[Start]

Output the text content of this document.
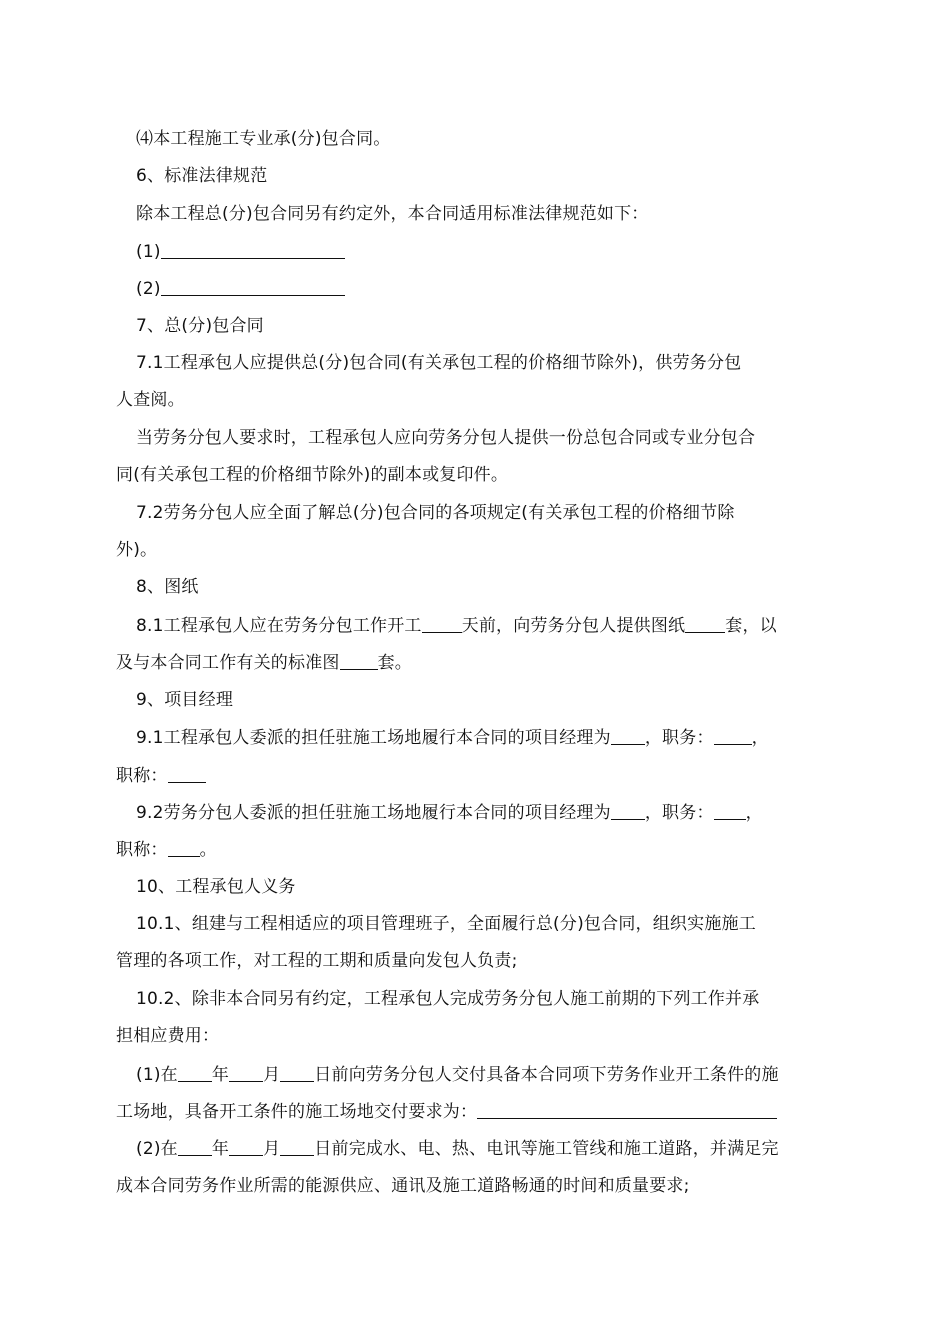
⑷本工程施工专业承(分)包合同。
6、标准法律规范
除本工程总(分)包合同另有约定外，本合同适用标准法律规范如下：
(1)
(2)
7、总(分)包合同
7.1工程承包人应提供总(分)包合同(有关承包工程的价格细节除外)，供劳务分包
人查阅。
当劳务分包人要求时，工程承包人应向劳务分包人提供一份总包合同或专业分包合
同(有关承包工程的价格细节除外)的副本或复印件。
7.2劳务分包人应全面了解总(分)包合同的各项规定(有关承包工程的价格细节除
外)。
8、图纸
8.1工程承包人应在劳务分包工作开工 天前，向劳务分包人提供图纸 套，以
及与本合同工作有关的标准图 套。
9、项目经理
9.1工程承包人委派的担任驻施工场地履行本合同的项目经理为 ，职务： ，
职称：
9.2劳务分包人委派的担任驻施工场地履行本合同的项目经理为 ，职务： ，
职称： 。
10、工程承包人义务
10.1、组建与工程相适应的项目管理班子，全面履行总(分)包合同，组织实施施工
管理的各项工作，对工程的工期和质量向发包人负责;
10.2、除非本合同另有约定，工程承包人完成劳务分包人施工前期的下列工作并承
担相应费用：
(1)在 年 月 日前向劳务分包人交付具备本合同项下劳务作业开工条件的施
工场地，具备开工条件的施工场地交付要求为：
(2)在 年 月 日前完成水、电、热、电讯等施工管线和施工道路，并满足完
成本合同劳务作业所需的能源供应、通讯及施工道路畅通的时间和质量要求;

[End]

*Required task*
Identify how many lines in the entries above contain the word "有关承包工程的价格细节除外" and provide only that figure.

*Reply to the exercise*
2